Instructions for the task = Each entry that follows is to be retyped exactly. Pictures do not belong in the copy.

Supplied entries =
····················

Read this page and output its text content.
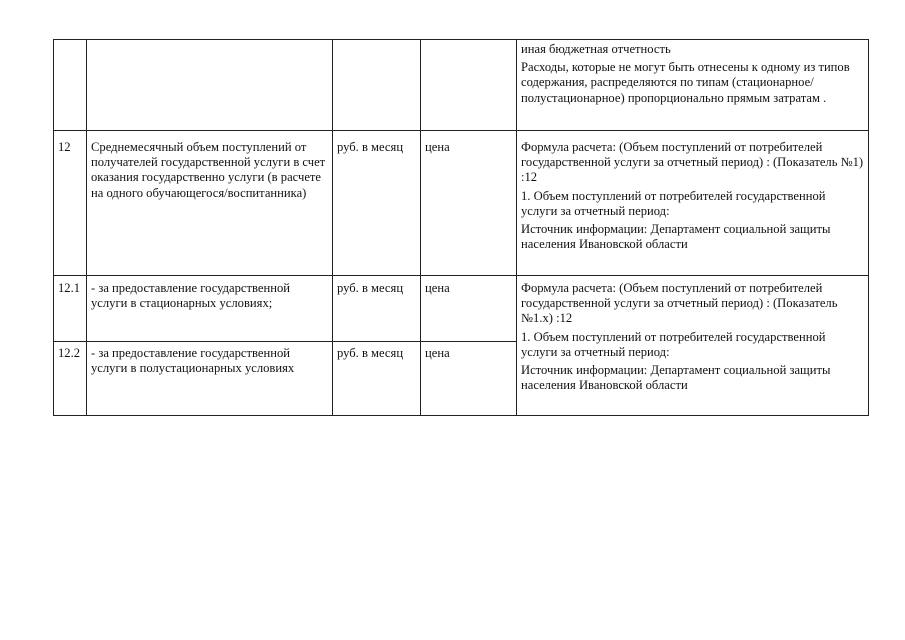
				иная бюджетная отчетность
Расходы, которые не могут быть отнесены к одному из типов содержания, распределяются по типам (стационарное/полустационарное) пропорционально прямым затратам .

12	Среднемесячный объем поступлений от получателей государственной услуги в счет оказания государственно услуги (в расчете на одного обучающегося/воспитанника)	руб. в месяц	цена	Формула расчета: (Объем поступлений от потребителей государственной услуги за отчетный период) : (Показатель №1) :12
1. Объем поступлений от потребителей государственной услуги за отчетный период:
Источник информации: Департамент социальной защиты населения Ивановской области

12.1	- за предоставление государственной услуги в стационарных условиях;	руб. в месяц	цена	Формула расчета: (Объем поступлений от потребителей государственной услуги за отчетный период) : (Показатель №1.х) :12
1. Объем поступлений от потребителей государственной услуги за отчетный период:
Источник информации: Департамент социальной защиты населения Ивановской области

12.2	- за предоставление государственной услуги в полустационарных условиях	руб. в месяц	цена	
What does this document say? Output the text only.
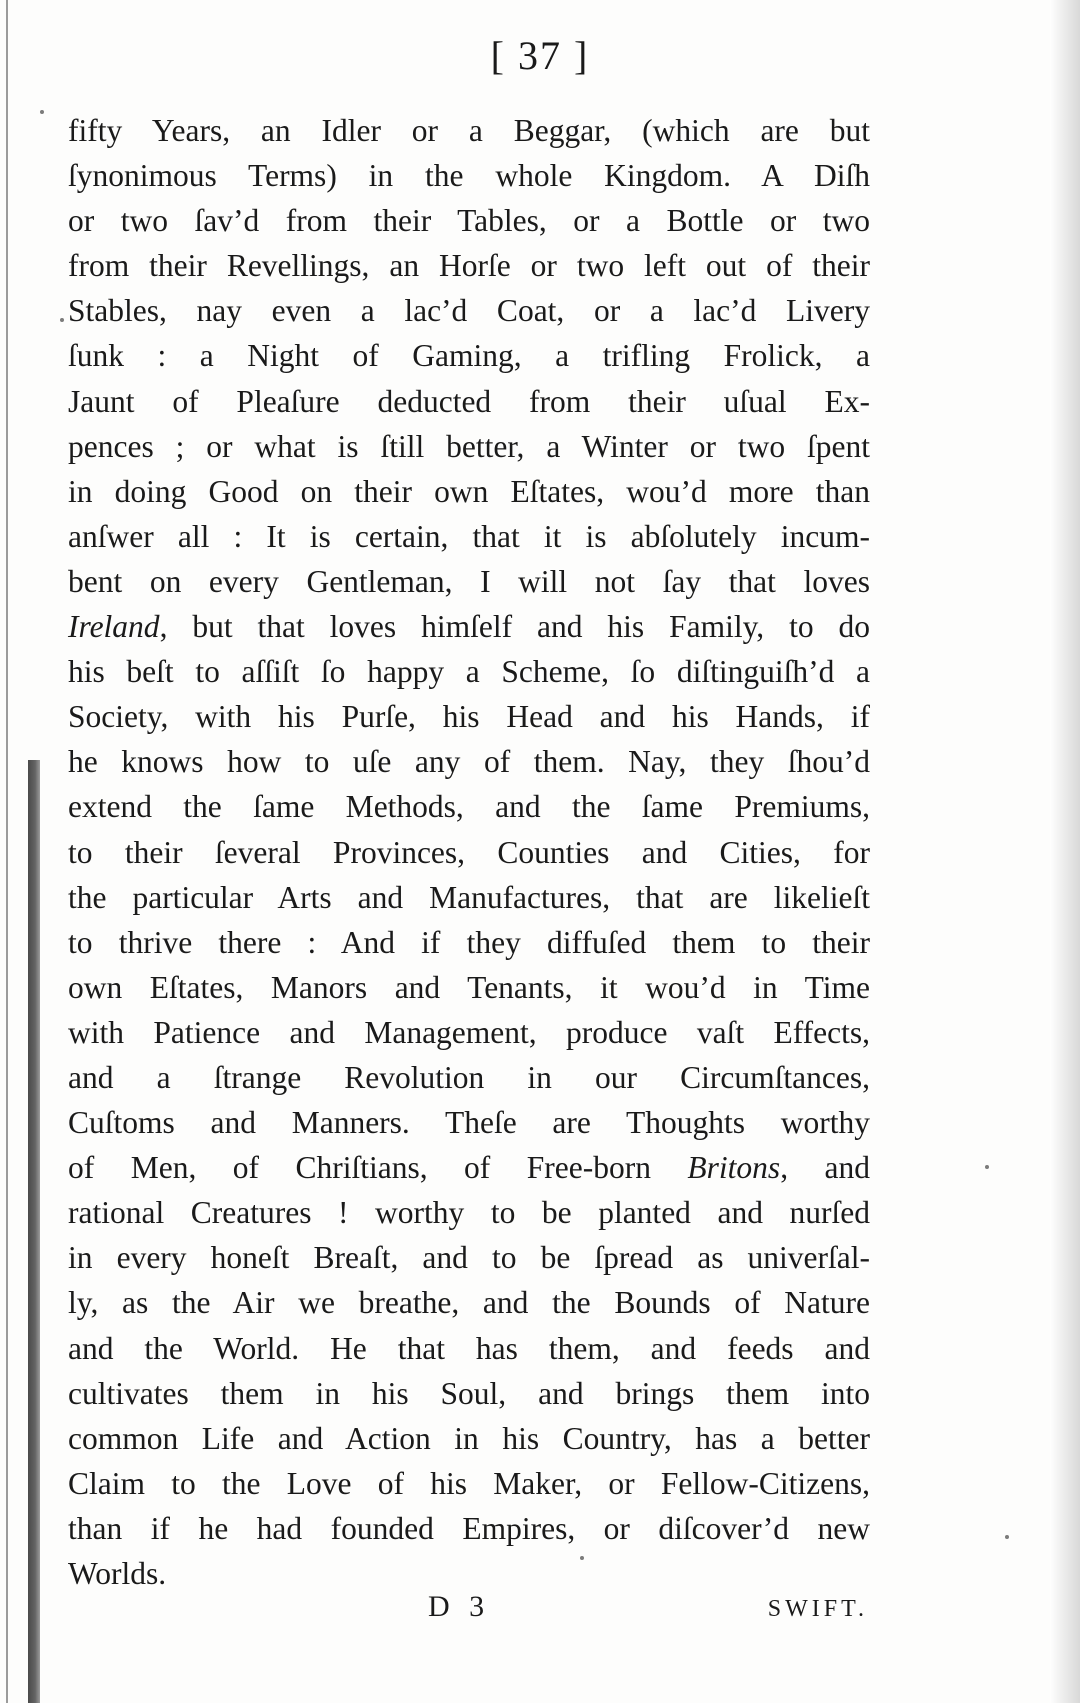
[ 37 ]
fifty Years, an Idler or a Beggar, (which are but
ſynonimous Terms) in the whole Kingdom. A Diſh
or two ſav’d from their Tables, or a Bottle or two
from their Revellings, an Horſe or two left out of their
Stables, nay even a lac’d Coat, or a lac’d Livery
ſunk : a Night of Gaming, a trifling Frolick, a
Jaunt of Pleaſure deducted from their uſual Ex-
pences ; or what is ſtill better, a Winter or two ſpent
in doing Good on their own Eſtates, wou’d more than
anſwer all : It is certain, that it is abſolutely incum-
bent on every Gentleman, I will not ſay that loves
Ireland, but that loves himſelf and his Family, to do
his beſt to aſſiſt ſo happy a Scheme, ſo diſtinguiſh’d a
Society, with his Purſe, his Head and his Hands, if
he knows how to uſe any of them. Nay, they ſhou’d
extend the ſame Methods, and the ſame Premiums,
to their ſeveral Provinces, Counties and Cities, for
the particular Arts and Manufactures, that are likelieſt
to thrive there : And if they diffuſed them to their
own Eſtates, Manors and Tenants, it wou’d in Time
with Patience and Management, produce vaſt Effects,
and a ſtrange Revolution in our Circumſtances,
Cuſtoms and Manners. Theſe are Thoughts worthy
of Men, of Chriſtians, of Free-born Britons, and
rational Creatures ! worthy to be planted and nurſed
in every honeſt Breaſt, and to be ſpread as univerſal-
ly, as the Air we breathe, and the Bounds of Nature
and the World. He that has them, and feeds and
cultivates them in his Soul, and brings them into
common Life and Action in his Country, has a better
Claim to the Love of his Maker, or Fellow-Citizens,
than if he had founded Empires, or diſcover’d new
Worlds.
D 3	SWIFT.
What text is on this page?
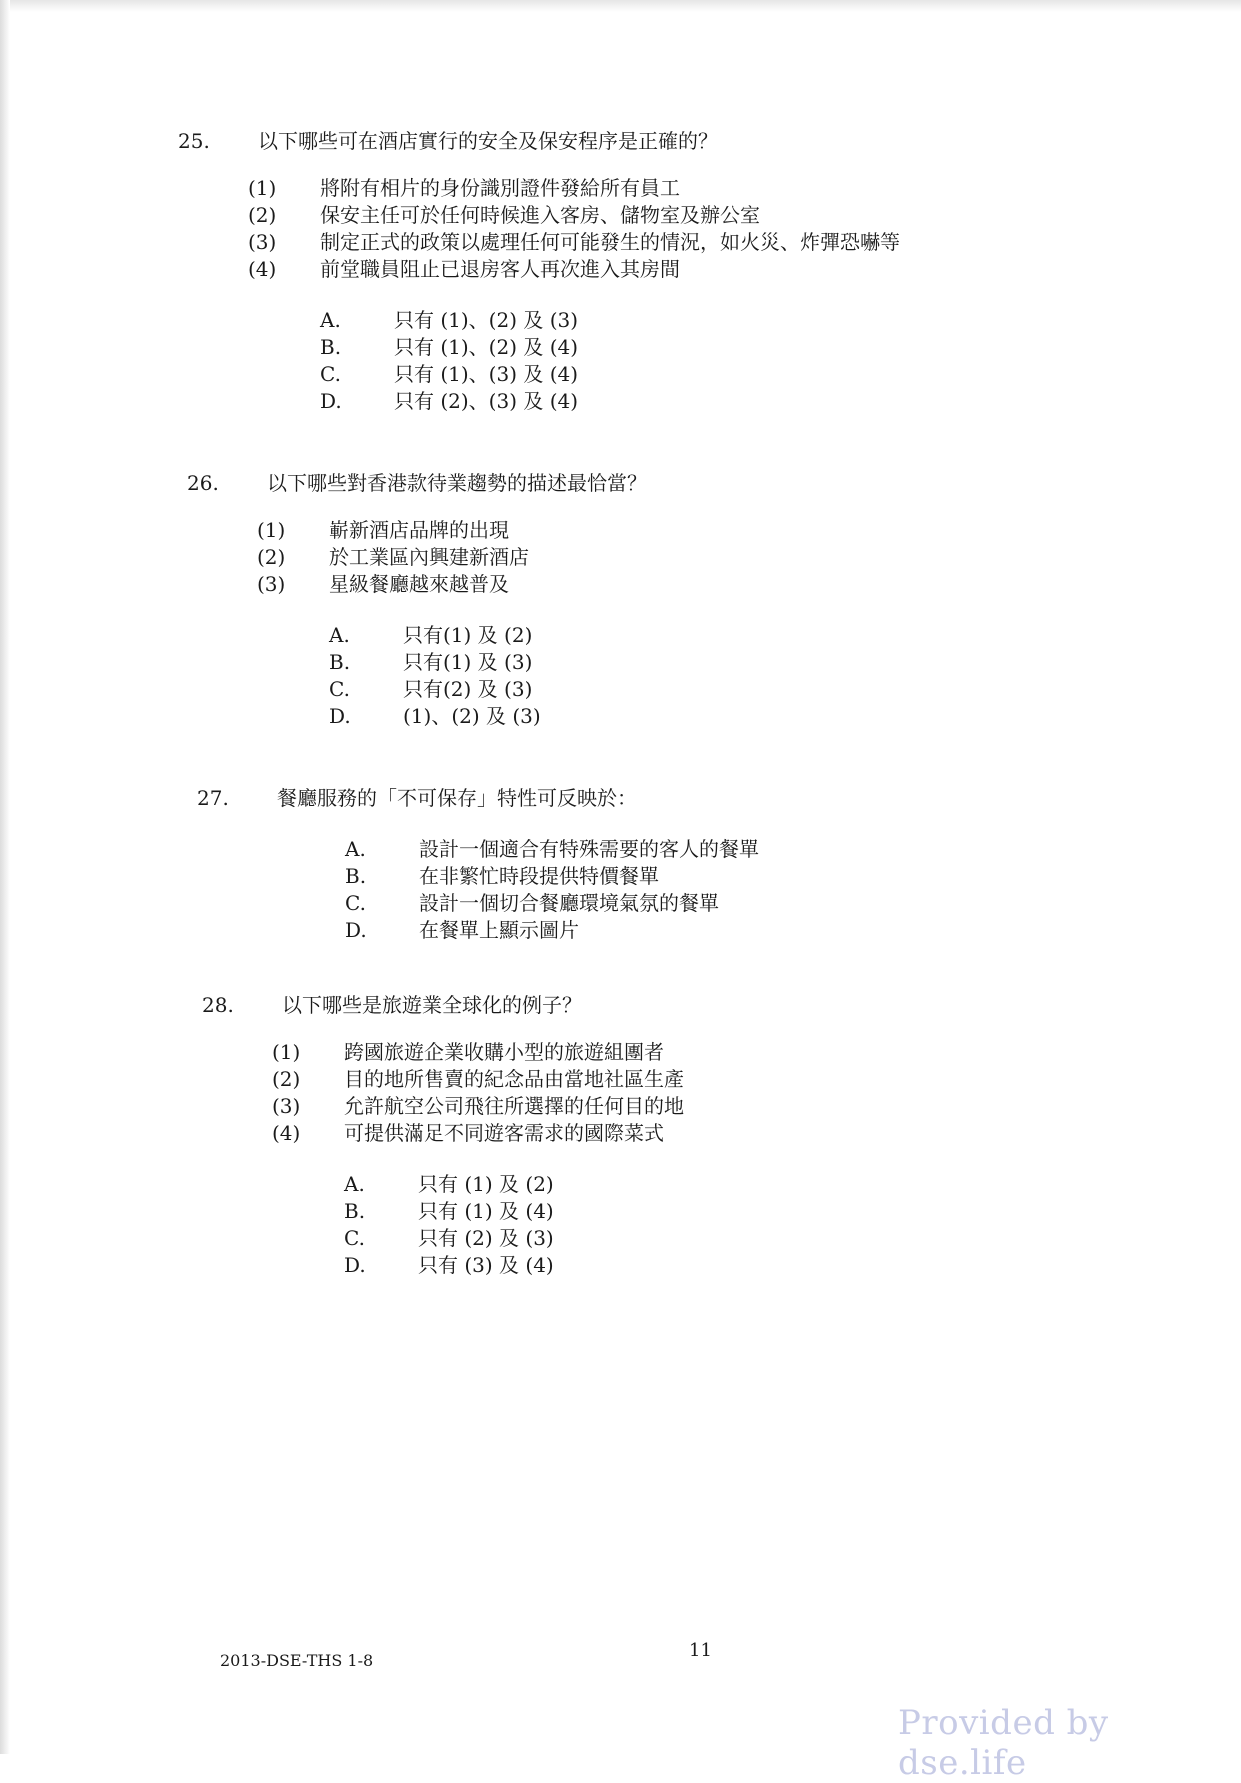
25.	以下哪些可在酒店實行的安全及保安程序是正確的？
(1)	將附有相片的身份識別證件發給所有員工
(2)	保安主任可於任何時候進入客房、儲物室及辦公室
(3)	制定正式的政策以處理任何可能發生的情況，如火災、炸彈恐嚇等
(4)	前堂職員阻止已退房客人再次進入其房間
A.	只有 (1)、(2) 及 (3)
B.	只有 (1)、(2) 及 (4)
C.	只有 (1)、(3) 及 (4)
D.	只有 (2)、(3) 及 (4)
26.	以下哪些對香港款待業趨勢的描述最恰當？
(1)	嶄新酒店品牌的出現
(2)	於工業區內興建新酒店
(3)	星級餐廳越來越普及
A.	只有(1) 及 (2)
B.	只有(1) 及 (3)
C.	只有(2) 及 (3)
D.	(1)、(2) 及 (3)
27.	餐廳服務的「不可保存」特性可反映於：
A.	設計一個適合有特殊需要的客人的餐單
B.	在非繁忙時段提供特價餐單
C.	設計一個切合餐廳環境氣氛的餐單
D.	在餐單上顯示圖片
28.	以下哪些是旅遊業全球化的例子？
(1)	跨國旅遊企業收購小型的旅遊組團者
(2)	目的地所售賣的紀念品由當地社區生產
(3)	允許航空公司飛往所選擇的任何目的地
(4)	可提供滿足不同遊客需求的國際菜式
A.	只有 (1) 及 (2)
B.	只有 (1) 及 (4)
C.	只有 (2) 及 (3)
D.	只有 (3) 及 (4)
2013-DSE-THS 1-8	11
Provided by dse.life
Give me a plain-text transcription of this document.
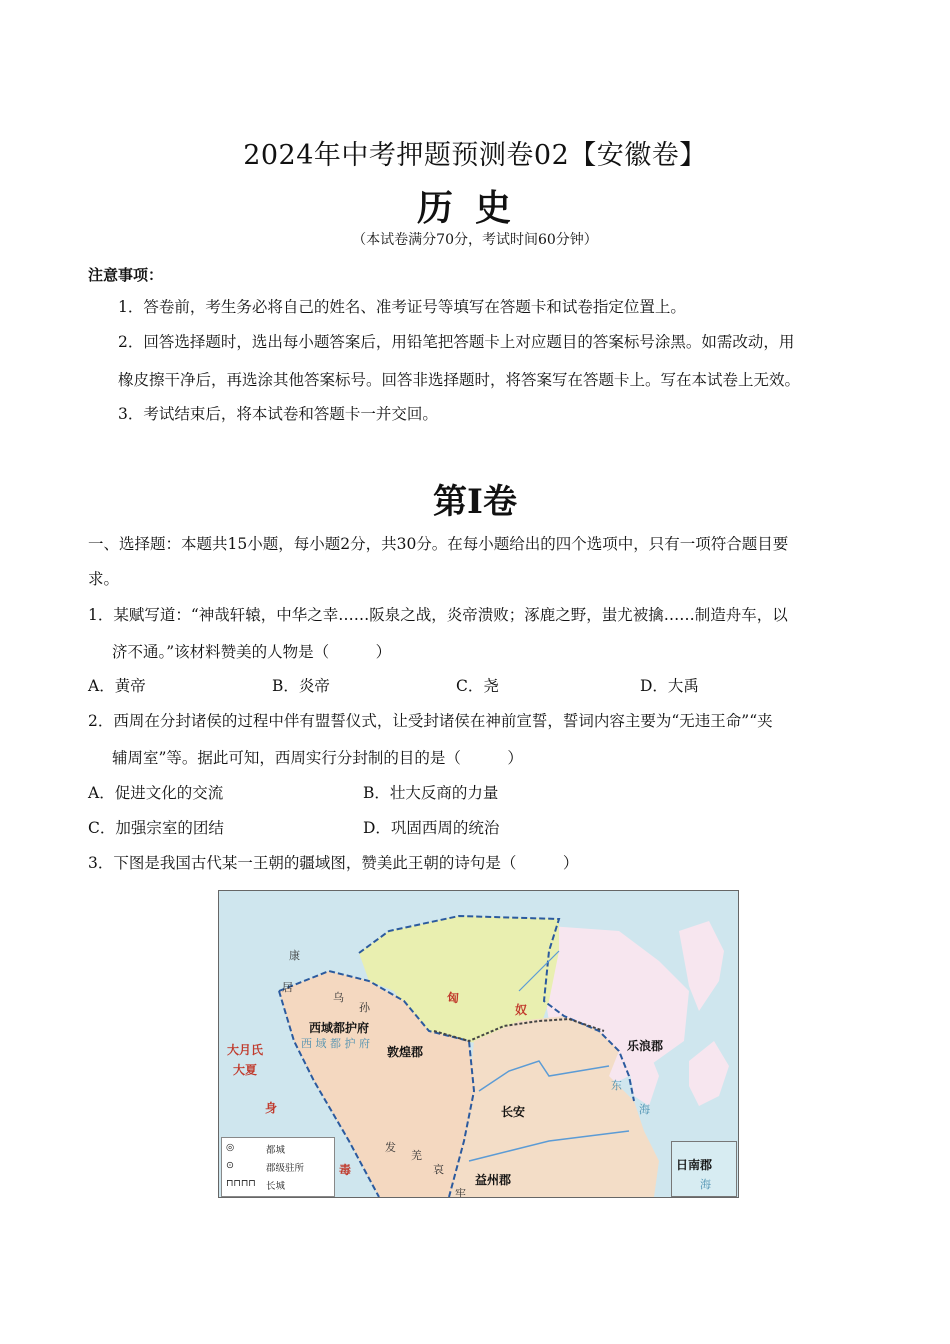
2024年中考押题预测卷02【安徽卷】
历史
（本试卷满分70分，考试时间60分钟）
注意事项：
1．答卷前，考生务必将自己的姓名、准考证号等填写在答题卡和试卷指定位置上。
2．回答选择题时，选出每小题答案后，用铅笔把答题卡上对应题目的答案标号涂黑。如需改动，用
橡皮擦干净后，再选涂其他答案标号。回答非选择题时，将答案写在答题卡上。写在本试卷上无效。
3．考试结束后，将本试卷和答题卡一并交回。
第Ⅰ卷
一、选择题：本题共15小题，每小题2分，共30分。在每小题给出的四个选项中，只有一项符合题目要
求。
1．某赋写道：“神哉轩辕，中华之幸……阪泉之战，炎帝溃败；涿鹿之野，蚩尤被擒……制造舟车，以
济不通。”该材料赞美的人物是（　　　）
A．黄帝	B．炎帝	C．尧	D．大禹
2．西周在分封诸侯的过程中伴有盟誓仪式，让受封诸侯在神前宣誓，誓词内容主要为“无违王命”“夹
辅周室”等。据此可知，西周实行分封制的目的是（　　　）
A．促进文化的交流	B．壮大反商的力量
C．加强宗室的团结	D．巩固西周的统治
3．下图是我国古代某一王朝的疆域图，赞美此王朝的诗句是（　　　）
康
居
乌
孙
西域都护府
西 域 都 护 府
匈
奴
大月氏
大夏
身
敦煌郡	乐浪郡
长安
发
羌
哀
牢
益州郡
东
海
毒
◎	都城
⊙	郡级驻所
⊓⊓⊓⊓ 长城
日南郡
海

····················

Written answer =
Read this page and output its text content.
				иная бюджетная отчетность
Расходы, которые не могут быть отнесены к одному из типов содержания, распределяются по типам (стационарное/полустационарное) пропорционально прямым затратам .

12	Среднемесячный объем поступлений от получателей государственной услуги в счет оказания государственно услуги (в расчете на одного обучающегося/воспитанника)	руб. в месяц	цена	Формула расчета: (Объем поступлений от потребителей государственной услуги за отчетный период) : (Показатель №1) :12
1. Объем поступлений от потребителей государственной услуги за отчетный период:
Источник информации: Департамент социальной защиты населения Ивановской области

12.1	- за предоставление государственной услуги в стационарных условиях;	руб. в месяц	цена	Формула расчета: (Объем поступлений от потребителей государственной услуги за отчетный период) : (Показатель №1.х) :12
1. Объем поступлений от потребителей государственной услуги за отчетный период:
Источник информации: Департамент социальной защиты населения Ивановской области

12.2	- за предоставление государственной услуги в полустационарных условиях	руб. в месяц	цена	
What does this document say? Output the text only.
[ 37 ]
fifty Years, an Idler or a Beggar, (which are but
ſynonimous Terms) in the whole Kingdom. A Diſh
or two ſav’d from their Tables, or a Bottle or two
from their Revellings, an Horſe or two left out of their
Stables, nay even a lac’d Coat, or a lac’d Livery
ſunk : a Night of Gaming, a trifling Frolick, a
Jaunt of Pleaſure deducted from their uſual Ex-
pences ; or what is ſtill better, a Winter or two ſpent
in doing Good on their own Eſtates, wou’d more than
anſwer all : It is certain, that it is abſolutely incum-
bent on every Gentleman, I will not ſay that loves
Ireland, but that loves himſelf and his Family, to do
his beſt to aſſiſt ſo happy a Scheme, ſo diſtinguiſh’d a
Society, with his Purſe, his Head and his Hands, if
he knows how to uſe any of them. Nay, they ſhou’d
extend the ſame Methods, and the ſame Premiums,
to their ſeveral Provinces, Counties and Cities, for
the particular Arts and Manufactures, that are likelieſt
to thrive there : And if they diffuſed them to their
own Eſtates, Manors and Tenants, it wou’d in Time
with Patience and Management, produce vaſt Effects,
and a ſtrange Revolution in our Circumſtances,
Cuſtoms and Manners. Theſe are Thoughts worthy
of Men, of Chriſtians, of Free-born Britons, and
rational Creatures ! worthy to be planted and nurſed
in every honeſt Breaſt, and to be ſpread as univerſal-
ly, as the Air we breathe, and the Bounds of Nature
and the World. He that has them, and feeds and
cultivates them in his Soul, and brings them into
common Life and Action in his Country, has a better
Claim to the Love of his Maker, or Fellow-Citizens,
than if he had founded Empires, or diſcover’d new
Worlds.
D 3	SWIFT.
What text is on this page?
25.	以下哪些可在酒店實行的安全及保安程序是正確的？
(1)	將附有相片的身份識別證件發給所有員工
(2)	保安主任可於任何時候進入客房、儲物室及辦公室
(3)	制定正式的政策以處理任何可能發生的情況，如火災、炸彈恐嚇等
(4)	前堂職員阻止已退房客人再次進入其房間
A.	只有 (1)、(2) 及 (3)
B.	只有 (1)、(2) 及 (4)
C.	只有 (1)、(3) 及 (4)
D.	只有 (2)、(3) 及 (4)
26.	以下哪些對香港款待業趨勢的描述最恰當？
(1)	嶄新酒店品牌的出現
(2)	於工業區內興建新酒店
(3)	星級餐廳越來越普及
A.	只有(1) 及 (2)
B.	只有(1) 及 (3)
C.	只有(2) 及 (3)
D.	(1)、(2) 及 (3)
27.	餐廳服務的「不可保存」特性可反映於：
A.	設計一個適合有特殊需要的客人的餐單
B.	在非繁忙時段提供特價餐單
C.	設計一個切合餐廳環境氣氛的餐單
D.	在餐單上顯示圖片
28.	以下哪些是旅遊業全球化的例子？
(1)	跨國旅遊企業收購小型的旅遊組團者
(2)	目的地所售賣的紀念品由當地社區生產
(3)	允許航空公司飛往所選擇的任何目的地
(4)	可提供滿足不同遊客需求的國際菜式
A.	只有 (1) 及 (2)
B.	只有 (1) 及 (4)
C.	只有 (2) 及 (3)
D.	只有 (3) 及 (4)
2013-DSE-THS 1-8	11
Provided by dse.life
Give me a plain-text transcription of this document.
2024年中考押题预测卷02【安徽卷】
历史
（本试卷满分70分，考试时间60分钟）
注意事项：
1．答卷前，考生务必将自己的姓名、准考证号等填写在答题卡和试卷指定位置上。
2．回答选择题时，选出每小题答案后，用铅笔把答题卡上对应题目的答案标号涂黑。如需改动，用
橡皮擦干净后，再选涂其他答案标号。回答非选择题时，将答案写在答题卡上。写在本试卷上无效。
3．考试结束后，将本试卷和答题卡一并交回。
第Ⅰ卷
一、选择题：本题共15小题，每小题2分，共30分。在每小题给出的四个选项中，只有一项符合题目要
求。
1．某赋写道：“神哉轩辕，中华之幸……阪泉之战，炎帝溃败；涿鹿之野，蚩尤被擒……制造舟车，以
济不通。”该材料赞美的人物是（　　　）
A．黄帝	B．炎帝	C．尧	D．大禹
2．西周在分封诸侯的过程中伴有盟誓仪式，让受封诸侯在神前宣誓，誓词内容主要为“无违王命”“夹
辅周室”等。据此可知，西周实行分封制的目的是（　　　）
A．促进文化的交流	B．壮大反商的力量
C．加强宗室的团结	D．巩固西周的统治
3．下图是我国古代某一王朝的疆域图，赞美此王朝的诗句是（　　　）
康
居
乌
孙
西域都护府
西 域 都 护 府
匈
奴
大月氏
大夏
身
敦煌郡	乐浪郡
长安
发
羌
哀
牢
益州郡
东
海
毒
◎	都城
⊙	郡级驻所
⊓⊓⊓⊓ 长城
日南郡
海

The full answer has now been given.